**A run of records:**
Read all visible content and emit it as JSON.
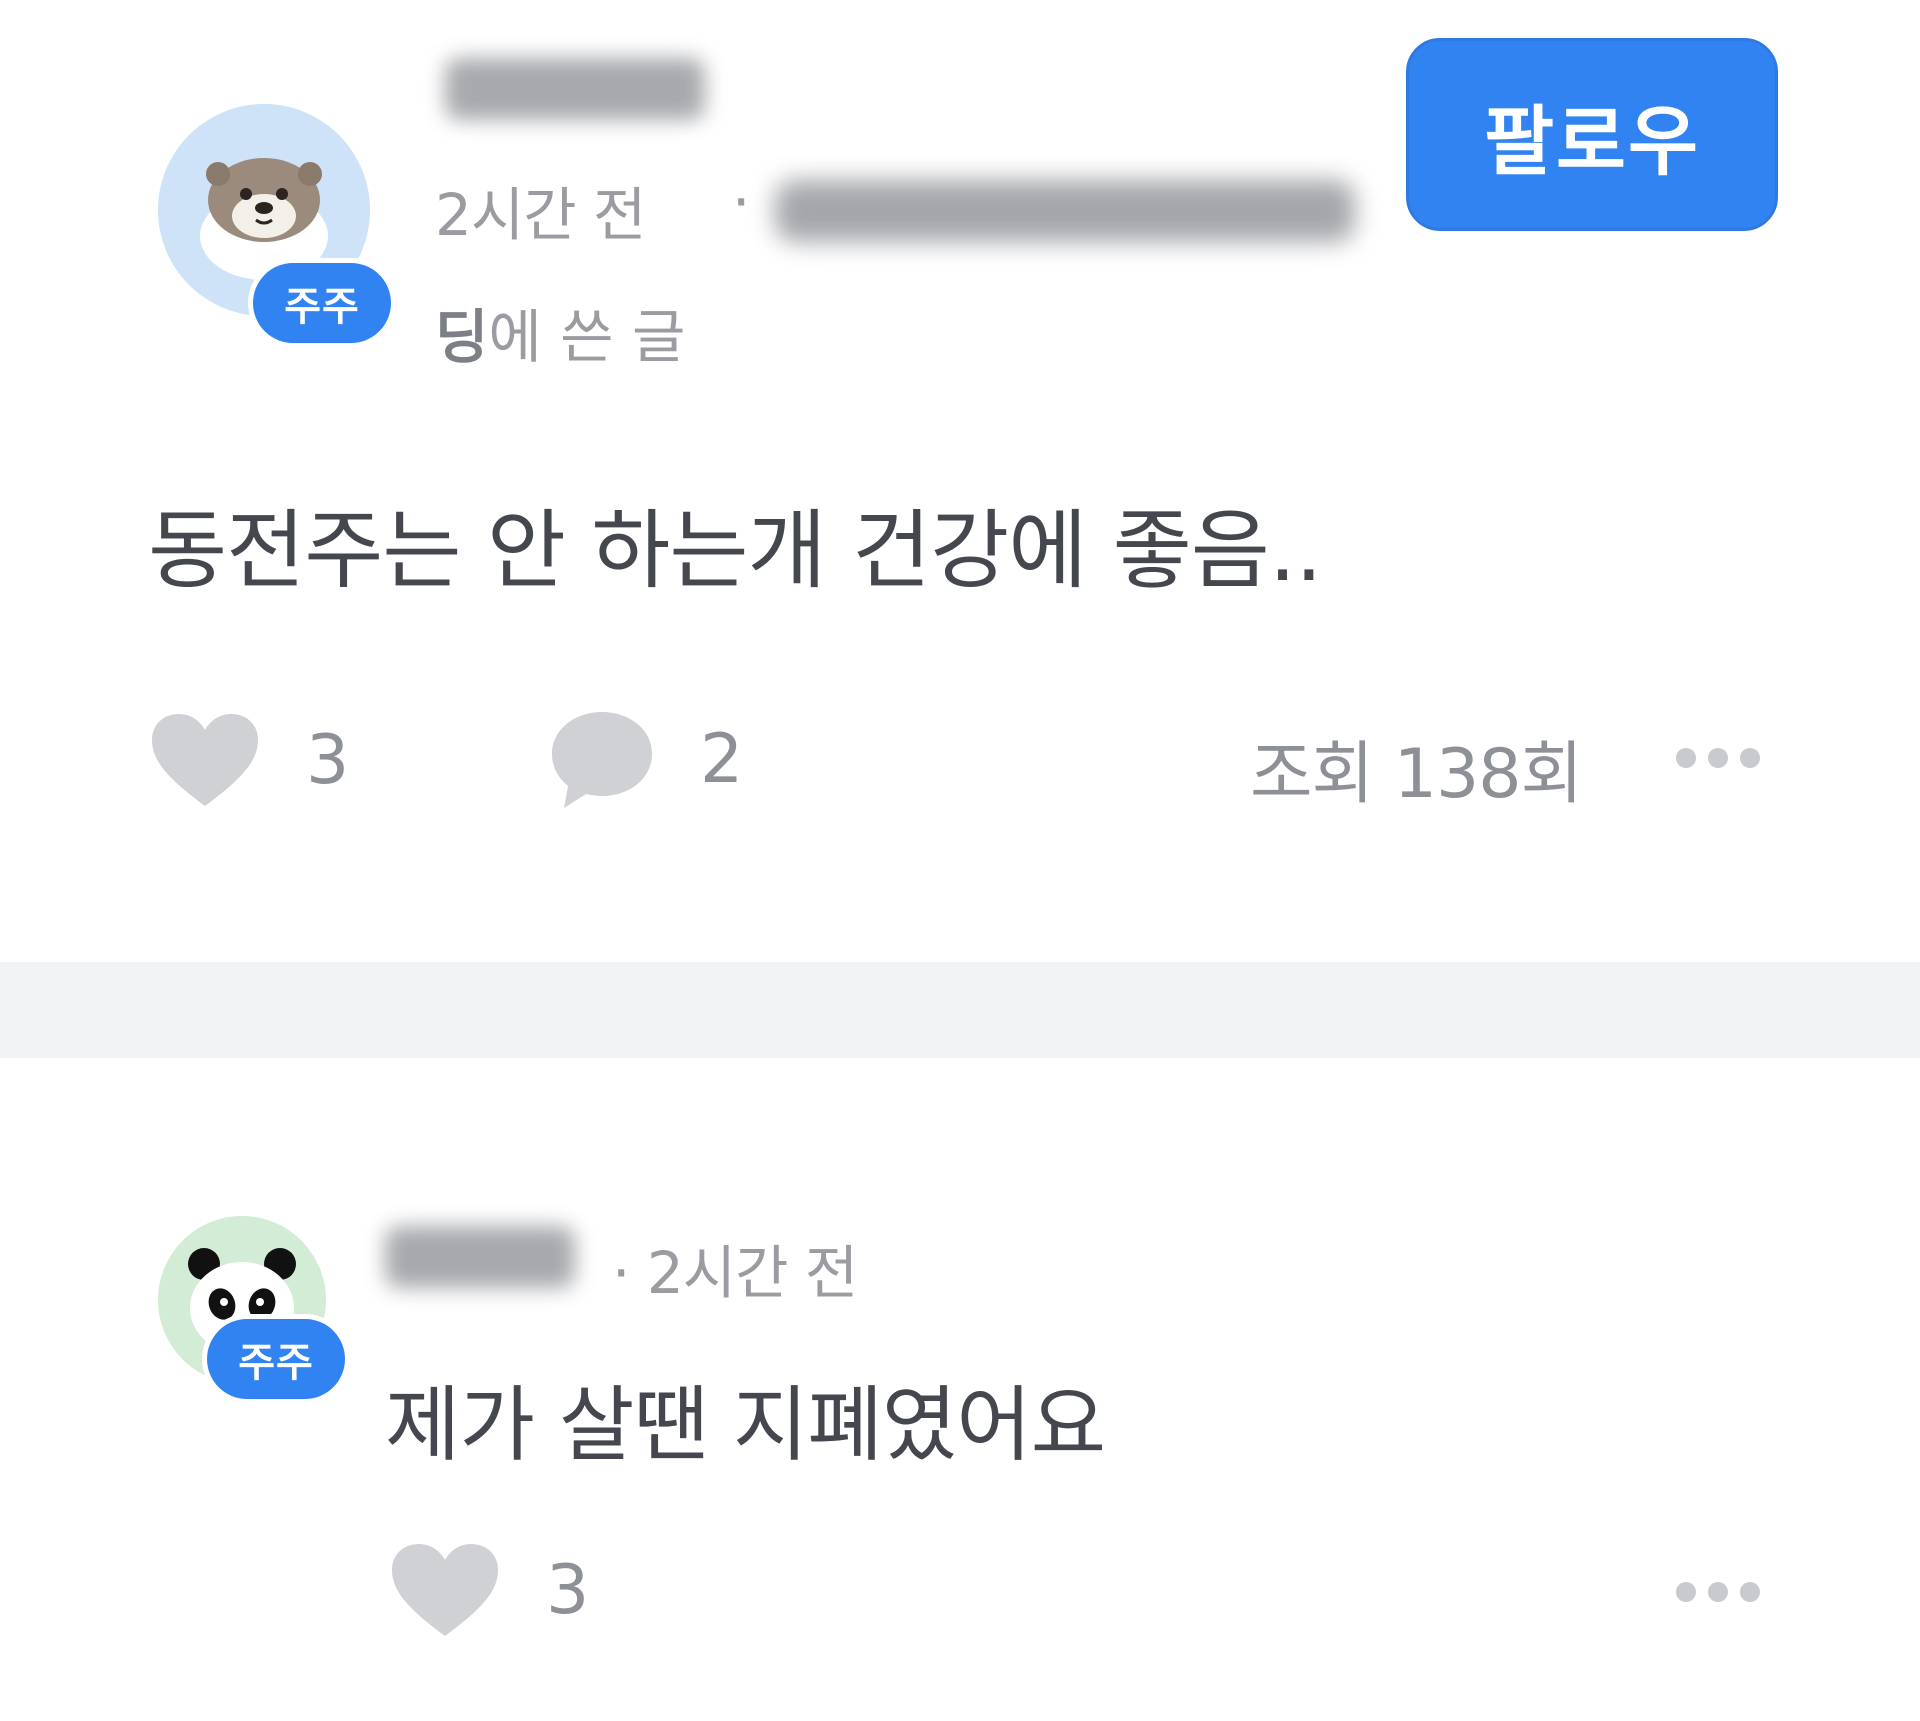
{
  "post": {
    "author_badge": "주주",
    "time": "2시간 전",
    "meta_separator": "·",
    "board_suffix_bold": "딩",
    "board_suffix": "에 쓴 글",
    "follow_label": "팔로우",
    "body": "동전주는 안 하는개 건강에 좋음..",
    "like_count": "3",
    "comment_count": "2",
    "views": "조회 138회",
    "avatar_icon": "otter-avatar-icon"
  },
  "comment": {
    "author_badge": "주주",
    "meta": "· 2시간 전",
    "body": "제가 살땐 지폐였어요",
    "like_count": "3",
    "avatar_icon": "panda-avatar-icon"
  },
  "colors": {
    "accent": "#3183f1",
    "divider": "#f2f3f5",
    "icon_gray": "#cfd1d5",
    "meta_text": "#9a9ca1"
  }
}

**PROBLEM DETAILS:** Copy each line exactly, and leave the pictures out of your copy.

**EXERCISE OUTPUT:**
Read all visible content and emit it as JSON.
{
  "post": {
    "author_badge": "주주",
    "time": "2시간 전",
    "meta_separator": "·",
    "board_suffix_bold": "딩",
    "board_suffix": "에 쓴 글",
    "follow_label": "팔로우",
    "body": "동전주는 안 하는개 건강에 좋음..",
    "like_count": "3",
    "comment_count": "2",
    "views": "조회 138회",
    "avatar_icon": "otter-avatar-icon"
  },
  "comment": {
    "author_badge": "주주",
    "meta": "· 2시간 전",
    "body": "제가 살땐 지폐였어요",
    "like_count": "3",
    "avatar_icon": "panda-avatar-icon"
  },
  "colors": {
    "accent": "#3183f1",
    "divider": "#f2f3f5",
    "icon_gray": "#cfd1d5",
    "meta_text": "#9a9ca1"
  }
}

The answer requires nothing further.